--- start of RECORDS PROVIDED ---

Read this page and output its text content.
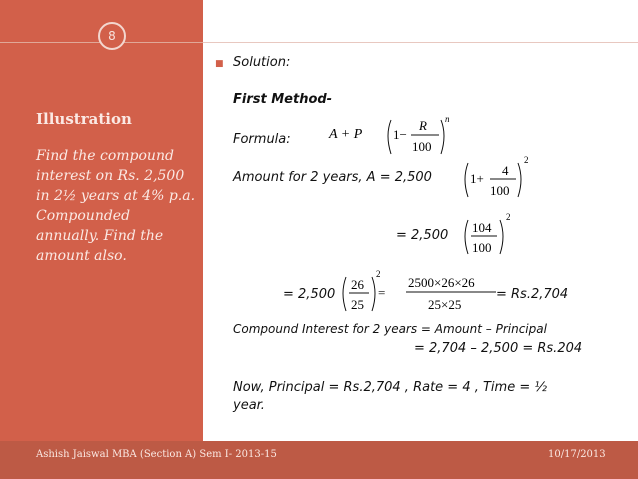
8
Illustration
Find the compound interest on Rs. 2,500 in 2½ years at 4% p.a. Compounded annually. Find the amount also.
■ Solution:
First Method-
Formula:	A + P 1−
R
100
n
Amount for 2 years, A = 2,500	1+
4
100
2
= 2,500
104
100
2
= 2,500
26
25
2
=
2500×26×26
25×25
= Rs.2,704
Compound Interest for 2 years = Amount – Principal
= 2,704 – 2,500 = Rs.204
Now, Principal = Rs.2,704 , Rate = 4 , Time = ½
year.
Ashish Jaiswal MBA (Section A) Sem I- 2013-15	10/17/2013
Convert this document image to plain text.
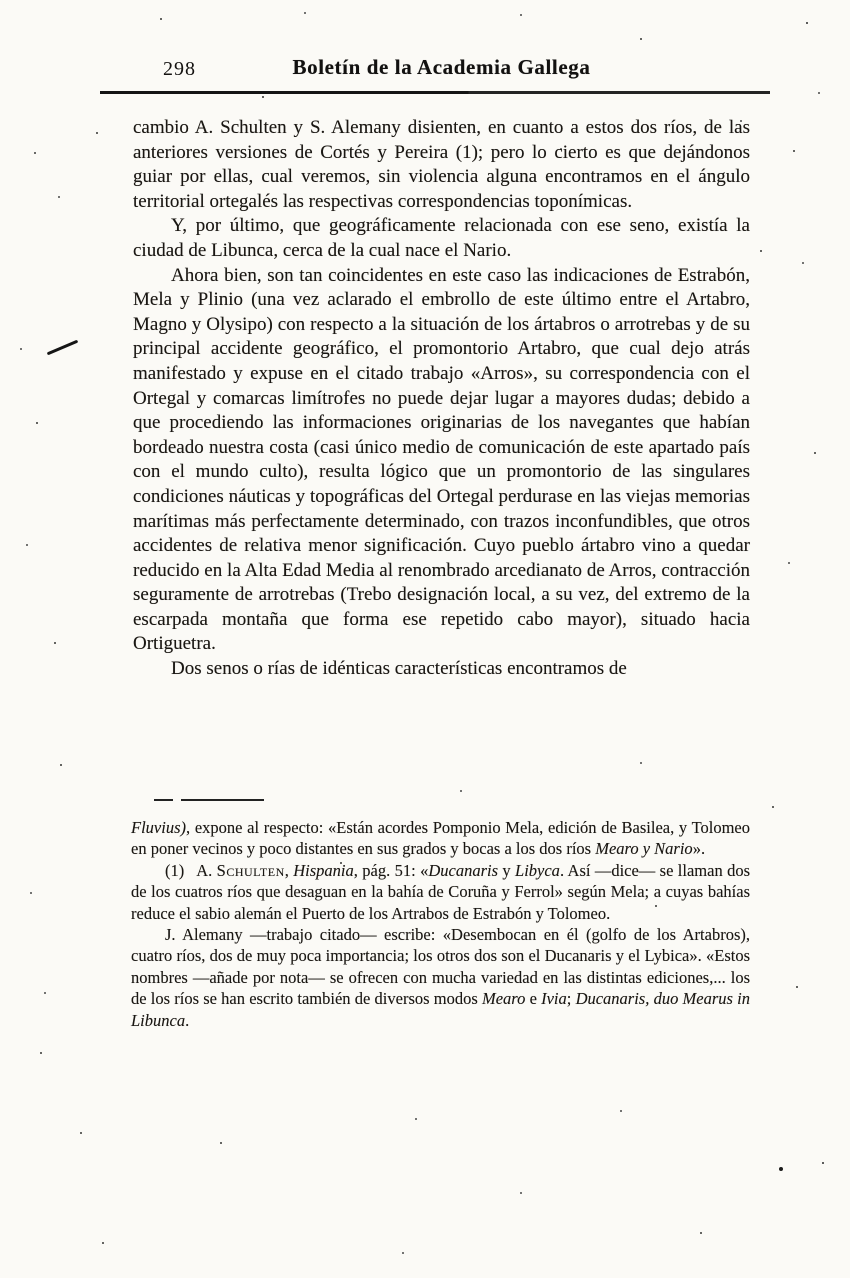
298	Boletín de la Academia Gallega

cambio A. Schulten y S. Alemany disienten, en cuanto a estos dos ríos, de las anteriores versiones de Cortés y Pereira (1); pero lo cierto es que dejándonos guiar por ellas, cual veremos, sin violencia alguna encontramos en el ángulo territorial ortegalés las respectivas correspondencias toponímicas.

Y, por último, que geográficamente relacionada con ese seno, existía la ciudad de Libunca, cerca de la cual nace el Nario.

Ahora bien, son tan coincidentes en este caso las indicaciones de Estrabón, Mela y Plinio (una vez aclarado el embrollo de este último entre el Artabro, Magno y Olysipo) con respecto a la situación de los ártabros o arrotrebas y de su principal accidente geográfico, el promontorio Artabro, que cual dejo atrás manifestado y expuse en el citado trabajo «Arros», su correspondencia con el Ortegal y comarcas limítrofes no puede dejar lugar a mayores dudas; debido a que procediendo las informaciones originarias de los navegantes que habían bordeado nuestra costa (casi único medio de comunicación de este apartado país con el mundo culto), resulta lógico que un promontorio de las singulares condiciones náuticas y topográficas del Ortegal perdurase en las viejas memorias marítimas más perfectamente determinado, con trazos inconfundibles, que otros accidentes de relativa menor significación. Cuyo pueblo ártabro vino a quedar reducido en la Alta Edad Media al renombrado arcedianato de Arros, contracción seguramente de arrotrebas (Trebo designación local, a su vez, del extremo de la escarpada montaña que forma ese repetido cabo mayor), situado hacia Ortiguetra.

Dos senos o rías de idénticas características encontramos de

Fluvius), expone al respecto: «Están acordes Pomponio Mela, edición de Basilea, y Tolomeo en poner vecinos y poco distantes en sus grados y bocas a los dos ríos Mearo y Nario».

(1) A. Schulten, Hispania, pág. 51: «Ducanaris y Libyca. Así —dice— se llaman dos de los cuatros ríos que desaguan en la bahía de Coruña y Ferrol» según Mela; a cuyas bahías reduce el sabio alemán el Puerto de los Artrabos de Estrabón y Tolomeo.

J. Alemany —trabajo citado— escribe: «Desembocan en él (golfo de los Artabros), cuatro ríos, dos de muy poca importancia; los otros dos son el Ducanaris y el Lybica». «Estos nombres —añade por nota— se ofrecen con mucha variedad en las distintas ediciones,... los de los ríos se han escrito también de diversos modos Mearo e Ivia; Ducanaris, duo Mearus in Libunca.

--- end of RECORDS PROVIDED ---
--- start of RECORDS PROVIDED ---

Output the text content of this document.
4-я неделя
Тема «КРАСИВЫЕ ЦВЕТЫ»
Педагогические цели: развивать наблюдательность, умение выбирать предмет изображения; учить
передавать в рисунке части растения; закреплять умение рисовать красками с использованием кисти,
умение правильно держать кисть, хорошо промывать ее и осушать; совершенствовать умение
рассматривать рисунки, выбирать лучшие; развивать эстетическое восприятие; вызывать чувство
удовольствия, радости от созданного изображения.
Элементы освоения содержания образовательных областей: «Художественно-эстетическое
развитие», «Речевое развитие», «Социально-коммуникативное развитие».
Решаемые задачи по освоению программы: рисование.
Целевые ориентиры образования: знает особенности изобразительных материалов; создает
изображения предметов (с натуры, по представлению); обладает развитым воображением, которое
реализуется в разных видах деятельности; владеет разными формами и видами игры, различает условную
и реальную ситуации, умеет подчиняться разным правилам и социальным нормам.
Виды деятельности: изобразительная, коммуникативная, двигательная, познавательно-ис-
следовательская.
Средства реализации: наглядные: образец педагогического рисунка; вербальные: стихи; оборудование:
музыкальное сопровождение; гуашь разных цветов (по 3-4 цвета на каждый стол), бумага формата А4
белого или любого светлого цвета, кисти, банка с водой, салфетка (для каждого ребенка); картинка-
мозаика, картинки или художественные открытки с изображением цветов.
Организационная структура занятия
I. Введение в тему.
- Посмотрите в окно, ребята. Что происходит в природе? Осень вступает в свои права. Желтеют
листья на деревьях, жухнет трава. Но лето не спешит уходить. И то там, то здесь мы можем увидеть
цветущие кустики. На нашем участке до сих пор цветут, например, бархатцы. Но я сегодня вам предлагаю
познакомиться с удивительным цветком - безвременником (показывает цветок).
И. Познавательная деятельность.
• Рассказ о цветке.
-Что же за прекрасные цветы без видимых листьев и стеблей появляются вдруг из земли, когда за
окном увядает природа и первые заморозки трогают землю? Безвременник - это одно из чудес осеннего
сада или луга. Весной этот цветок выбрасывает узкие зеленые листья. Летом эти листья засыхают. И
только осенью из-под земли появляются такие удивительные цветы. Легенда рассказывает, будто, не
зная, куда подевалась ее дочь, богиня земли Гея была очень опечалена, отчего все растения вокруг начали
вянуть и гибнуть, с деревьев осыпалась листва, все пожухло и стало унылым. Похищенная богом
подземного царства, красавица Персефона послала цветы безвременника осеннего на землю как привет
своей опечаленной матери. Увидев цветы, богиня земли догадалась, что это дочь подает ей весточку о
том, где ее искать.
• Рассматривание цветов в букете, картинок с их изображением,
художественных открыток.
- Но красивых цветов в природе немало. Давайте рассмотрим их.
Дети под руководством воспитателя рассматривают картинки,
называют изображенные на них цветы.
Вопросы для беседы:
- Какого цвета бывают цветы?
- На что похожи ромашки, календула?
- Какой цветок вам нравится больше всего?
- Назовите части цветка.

--- end of RECORDS PROVIDED ---

EXERCISE
In the records above, how many lines hold the string "дочь"? Reply with only the number.

EXERCISE SOLUTION
2